[begin EXTRACTED INFORMATION]

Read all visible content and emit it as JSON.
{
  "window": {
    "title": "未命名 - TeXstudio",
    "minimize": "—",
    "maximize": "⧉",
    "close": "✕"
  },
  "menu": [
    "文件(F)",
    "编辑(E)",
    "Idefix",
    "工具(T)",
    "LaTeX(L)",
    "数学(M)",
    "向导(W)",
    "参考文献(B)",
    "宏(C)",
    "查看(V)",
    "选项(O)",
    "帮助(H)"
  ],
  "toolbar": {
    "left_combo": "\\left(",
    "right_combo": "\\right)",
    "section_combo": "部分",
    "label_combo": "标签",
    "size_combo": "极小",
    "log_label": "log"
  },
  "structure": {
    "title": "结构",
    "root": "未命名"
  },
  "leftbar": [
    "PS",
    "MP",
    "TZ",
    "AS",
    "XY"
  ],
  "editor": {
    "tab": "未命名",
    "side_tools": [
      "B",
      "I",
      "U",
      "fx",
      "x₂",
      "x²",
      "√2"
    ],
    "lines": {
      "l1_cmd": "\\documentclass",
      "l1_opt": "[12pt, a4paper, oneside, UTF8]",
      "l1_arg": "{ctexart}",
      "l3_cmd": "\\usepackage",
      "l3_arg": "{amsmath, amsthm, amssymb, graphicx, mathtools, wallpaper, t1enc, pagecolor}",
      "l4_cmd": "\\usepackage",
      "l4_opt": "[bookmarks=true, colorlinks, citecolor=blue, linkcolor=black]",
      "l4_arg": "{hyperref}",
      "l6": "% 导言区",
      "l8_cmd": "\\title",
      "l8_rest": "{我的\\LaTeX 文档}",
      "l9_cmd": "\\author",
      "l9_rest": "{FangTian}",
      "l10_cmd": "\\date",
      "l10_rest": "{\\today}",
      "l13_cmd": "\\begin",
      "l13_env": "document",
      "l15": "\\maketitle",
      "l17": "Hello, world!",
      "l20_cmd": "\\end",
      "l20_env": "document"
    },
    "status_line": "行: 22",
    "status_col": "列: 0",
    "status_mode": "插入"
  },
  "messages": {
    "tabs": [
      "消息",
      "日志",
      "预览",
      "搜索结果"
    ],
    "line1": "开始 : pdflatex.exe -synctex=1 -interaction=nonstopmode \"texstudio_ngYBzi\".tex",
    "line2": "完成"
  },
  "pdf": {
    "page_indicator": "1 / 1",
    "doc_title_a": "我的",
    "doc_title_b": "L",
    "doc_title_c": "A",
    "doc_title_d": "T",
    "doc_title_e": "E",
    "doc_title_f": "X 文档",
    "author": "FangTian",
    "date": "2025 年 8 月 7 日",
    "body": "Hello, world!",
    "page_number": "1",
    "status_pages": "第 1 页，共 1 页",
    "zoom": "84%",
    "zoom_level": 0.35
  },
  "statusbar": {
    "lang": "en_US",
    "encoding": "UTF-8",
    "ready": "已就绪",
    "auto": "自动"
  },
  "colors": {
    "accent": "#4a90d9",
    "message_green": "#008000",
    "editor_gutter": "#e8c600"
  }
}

[end EXTRACTED INFORMATION]

WHAT YOU WILL DO – Write out the entries in full, exactly as given.

COMPLETED EXERCISE –
Read all visible content and emit it as JSON.
{
  "window": {
    "title": "未命名 - TeXstudio",
    "minimize": "—",
    "maximize": "⧉",
    "close": "✕"
  },
  "menu": [
    "文件(F)",
    "编辑(E)",
    "Idefix",
    "工具(T)",
    "LaTeX(L)",
    "数学(M)",
    "向导(W)",
    "参考文献(B)",
    "宏(C)",
    "查看(V)",
    "选项(O)",
    "帮助(H)"
  ],
  "toolbar": {
    "left_combo": "\\left(",
    "right_combo": "\\right)",
    "section_combo": "部分",
    "label_combo": "标签",
    "size_combo": "极小",
    "log_label": "log"
  },
  "structure": {
    "title": "结构",
    "root": "未命名"
  },
  "leftbar": [
    "PS",
    "MP",
    "TZ",
    "AS",
    "XY"
  ],
  "editor": {
    "tab": "未命名",
    "side_tools": [
      "B",
      "I",
      "U",
      "fx",
      "x₂",
      "x²",
      "√2"
    ],
    "lines": {
      "l1_cmd": "\\documentclass",
      "l1_opt": "[12pt, a4paper, oneside, UTF8]",
      "l1_arg": "{ctexart}",
      "l3_cmd": "\\usepackage",
      "l3_arg": "{amsmath, amsthm, amssymb, graphicx, mathtools, wallpaper, t1enc, pagecolor}",
      "l4_cmd": "\\usepackage",
      "l4_opt": "[bookmarks=true, colorlinks, citecolor=blue, linkcolor=black]",
      "l4_arg": "{hyperref}",
      "l6": "% 导言区",
      "l8_cmd": "\\title",
      "l8_rest": "{我的\\LaTeX 文档}",
      "l9_cmd": "\\author",
      "l9_rest": "{FangTian}",
      "l10_cmd": "\\date",
      "l10_rest": "{\\today}",
      "l13_cmd": "\\begin",
      "l13_env": "document",
      "l15": "\\maketitle",
      "l17": "Hello, world!",
      "l20_cmd": "\\end",
      "l20_env": "document"
    },
    "status_line": "行: 22",
    "status_col": "列: 0",
    "status_mode": "插入"
  },
  "messages": {
    "tabs": [
      "消息",
      "日志",
      "预览",
      "搜索结果"
    ],
    "line1": "开始 : pdflatex.exe -synctex=1 -interaction=nonstopmode \"texstudio_ngYBzi\".tex",
    "line2": "完成"
  },
  "pdf": {
    "page_indicator": "1 / 1",
    "doc_title_a": "我的",
    "doc_title_b": "L",
    "doc_title_c": "A",
    "doc_title_d": "T",
    "doc_title_e": "E",
    "doc_title_f": "X 文档",
    "author": "FangTian",
    "date": "2025 年 8 月 7 日",
    "body": "Hello, world!",
    "page_number": "1",
    "status_pages": "第 1 页，共 1 页",
    "zoom": "84%",
    "zoom_level": 0.35
  },
  "statusbar": {
    "lang": "en_US",
    "encoding": "UTF-8",
    "ready": "已就绪",
    "auto": "自动"
  },
  "colors": {
    "accent": "#4a90d9",
    "message_green": "#008000",
    "editor_gutter": "#e8c600"
  }
}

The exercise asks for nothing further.